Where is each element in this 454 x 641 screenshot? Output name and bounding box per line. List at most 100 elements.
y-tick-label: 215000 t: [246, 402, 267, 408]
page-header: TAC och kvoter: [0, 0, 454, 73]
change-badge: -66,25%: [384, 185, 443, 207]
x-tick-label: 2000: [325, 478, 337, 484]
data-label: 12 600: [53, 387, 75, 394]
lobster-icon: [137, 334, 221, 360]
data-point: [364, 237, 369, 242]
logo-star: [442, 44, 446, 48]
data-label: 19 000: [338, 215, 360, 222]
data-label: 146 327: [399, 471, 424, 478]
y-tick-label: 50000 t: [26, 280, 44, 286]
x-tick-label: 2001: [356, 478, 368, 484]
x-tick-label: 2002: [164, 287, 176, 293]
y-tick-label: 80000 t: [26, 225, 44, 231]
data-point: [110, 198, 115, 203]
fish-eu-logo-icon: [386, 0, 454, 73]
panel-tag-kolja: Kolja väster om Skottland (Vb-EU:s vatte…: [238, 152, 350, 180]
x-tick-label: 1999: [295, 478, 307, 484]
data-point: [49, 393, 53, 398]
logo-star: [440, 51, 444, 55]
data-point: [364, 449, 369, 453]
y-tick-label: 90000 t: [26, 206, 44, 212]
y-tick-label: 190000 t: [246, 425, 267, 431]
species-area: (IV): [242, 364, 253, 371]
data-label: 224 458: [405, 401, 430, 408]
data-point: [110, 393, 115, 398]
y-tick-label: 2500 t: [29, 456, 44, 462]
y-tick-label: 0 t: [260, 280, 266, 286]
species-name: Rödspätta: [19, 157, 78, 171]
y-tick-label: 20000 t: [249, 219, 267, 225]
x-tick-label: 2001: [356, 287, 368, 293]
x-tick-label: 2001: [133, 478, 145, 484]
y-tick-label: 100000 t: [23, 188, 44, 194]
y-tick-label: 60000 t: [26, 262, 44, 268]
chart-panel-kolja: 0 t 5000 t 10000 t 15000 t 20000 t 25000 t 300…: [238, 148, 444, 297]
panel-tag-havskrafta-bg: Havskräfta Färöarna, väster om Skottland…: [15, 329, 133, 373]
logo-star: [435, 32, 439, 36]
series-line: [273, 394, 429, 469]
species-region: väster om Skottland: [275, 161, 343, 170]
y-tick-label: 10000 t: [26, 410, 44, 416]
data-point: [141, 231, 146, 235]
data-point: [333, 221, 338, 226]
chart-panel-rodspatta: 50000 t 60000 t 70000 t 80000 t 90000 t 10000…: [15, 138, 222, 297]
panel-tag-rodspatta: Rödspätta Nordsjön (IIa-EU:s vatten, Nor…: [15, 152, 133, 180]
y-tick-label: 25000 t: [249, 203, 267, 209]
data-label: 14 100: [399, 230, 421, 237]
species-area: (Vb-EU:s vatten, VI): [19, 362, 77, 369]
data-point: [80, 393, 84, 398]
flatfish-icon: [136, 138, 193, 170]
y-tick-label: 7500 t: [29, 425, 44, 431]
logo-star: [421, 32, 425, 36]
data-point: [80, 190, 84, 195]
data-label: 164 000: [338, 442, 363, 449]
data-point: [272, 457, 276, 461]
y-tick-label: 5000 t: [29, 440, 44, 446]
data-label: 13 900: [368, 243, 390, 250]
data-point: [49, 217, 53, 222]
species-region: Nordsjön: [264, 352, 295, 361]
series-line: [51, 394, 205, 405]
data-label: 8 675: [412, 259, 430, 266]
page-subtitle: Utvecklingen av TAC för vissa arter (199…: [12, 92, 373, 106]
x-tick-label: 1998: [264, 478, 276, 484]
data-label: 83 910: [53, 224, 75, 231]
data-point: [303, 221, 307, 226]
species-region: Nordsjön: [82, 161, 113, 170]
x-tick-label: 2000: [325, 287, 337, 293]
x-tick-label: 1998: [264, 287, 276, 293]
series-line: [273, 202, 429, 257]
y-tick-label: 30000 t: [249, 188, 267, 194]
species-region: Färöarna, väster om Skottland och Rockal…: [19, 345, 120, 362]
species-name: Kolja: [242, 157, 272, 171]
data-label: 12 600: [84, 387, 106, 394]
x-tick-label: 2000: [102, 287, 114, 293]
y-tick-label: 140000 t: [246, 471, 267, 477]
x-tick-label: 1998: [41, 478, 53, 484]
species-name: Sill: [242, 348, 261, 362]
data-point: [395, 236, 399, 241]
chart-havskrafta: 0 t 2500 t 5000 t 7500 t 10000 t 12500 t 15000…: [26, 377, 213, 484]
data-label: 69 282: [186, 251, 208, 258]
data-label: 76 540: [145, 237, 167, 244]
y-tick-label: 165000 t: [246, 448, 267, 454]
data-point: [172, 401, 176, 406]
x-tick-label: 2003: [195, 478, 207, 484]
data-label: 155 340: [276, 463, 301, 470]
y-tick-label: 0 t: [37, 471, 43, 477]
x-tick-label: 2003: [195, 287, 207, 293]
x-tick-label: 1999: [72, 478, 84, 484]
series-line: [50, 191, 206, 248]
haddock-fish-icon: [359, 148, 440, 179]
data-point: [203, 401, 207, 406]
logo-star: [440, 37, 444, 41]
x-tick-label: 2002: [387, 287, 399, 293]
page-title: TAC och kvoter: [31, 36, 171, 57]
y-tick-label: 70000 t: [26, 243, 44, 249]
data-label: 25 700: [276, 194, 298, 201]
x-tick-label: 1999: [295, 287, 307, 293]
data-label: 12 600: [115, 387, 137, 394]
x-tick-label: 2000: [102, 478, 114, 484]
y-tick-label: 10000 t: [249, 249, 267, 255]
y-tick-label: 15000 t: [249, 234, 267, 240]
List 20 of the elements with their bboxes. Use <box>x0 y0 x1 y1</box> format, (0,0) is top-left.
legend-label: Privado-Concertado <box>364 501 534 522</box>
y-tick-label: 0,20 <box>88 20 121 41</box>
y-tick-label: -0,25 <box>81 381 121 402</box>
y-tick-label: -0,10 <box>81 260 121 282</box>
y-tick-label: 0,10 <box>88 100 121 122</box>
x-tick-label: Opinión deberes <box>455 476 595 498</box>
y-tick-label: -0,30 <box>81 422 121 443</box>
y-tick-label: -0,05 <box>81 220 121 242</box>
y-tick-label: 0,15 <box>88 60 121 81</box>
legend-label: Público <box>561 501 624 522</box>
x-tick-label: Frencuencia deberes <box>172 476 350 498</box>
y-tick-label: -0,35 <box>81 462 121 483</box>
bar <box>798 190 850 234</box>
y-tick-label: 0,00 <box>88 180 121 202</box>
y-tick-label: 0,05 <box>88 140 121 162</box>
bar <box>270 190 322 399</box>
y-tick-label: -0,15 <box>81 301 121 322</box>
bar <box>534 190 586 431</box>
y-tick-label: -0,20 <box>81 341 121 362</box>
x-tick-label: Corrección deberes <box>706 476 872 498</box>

● YOUR OBJECTIVE: Pull out each line in the entries above that contains the string "havskrafta". Matching is case-sensitive.

● THE REPLY:
panel-tag-havskrafta-bg: Havskräfta Färöarna, väster om Skottland…: [15, 329, 133, 373]
chart-havskrafta: 0 t 2500 t 5000 t 7500 t 10000 t 12500 t 15000…: [26, 377, 213, 484]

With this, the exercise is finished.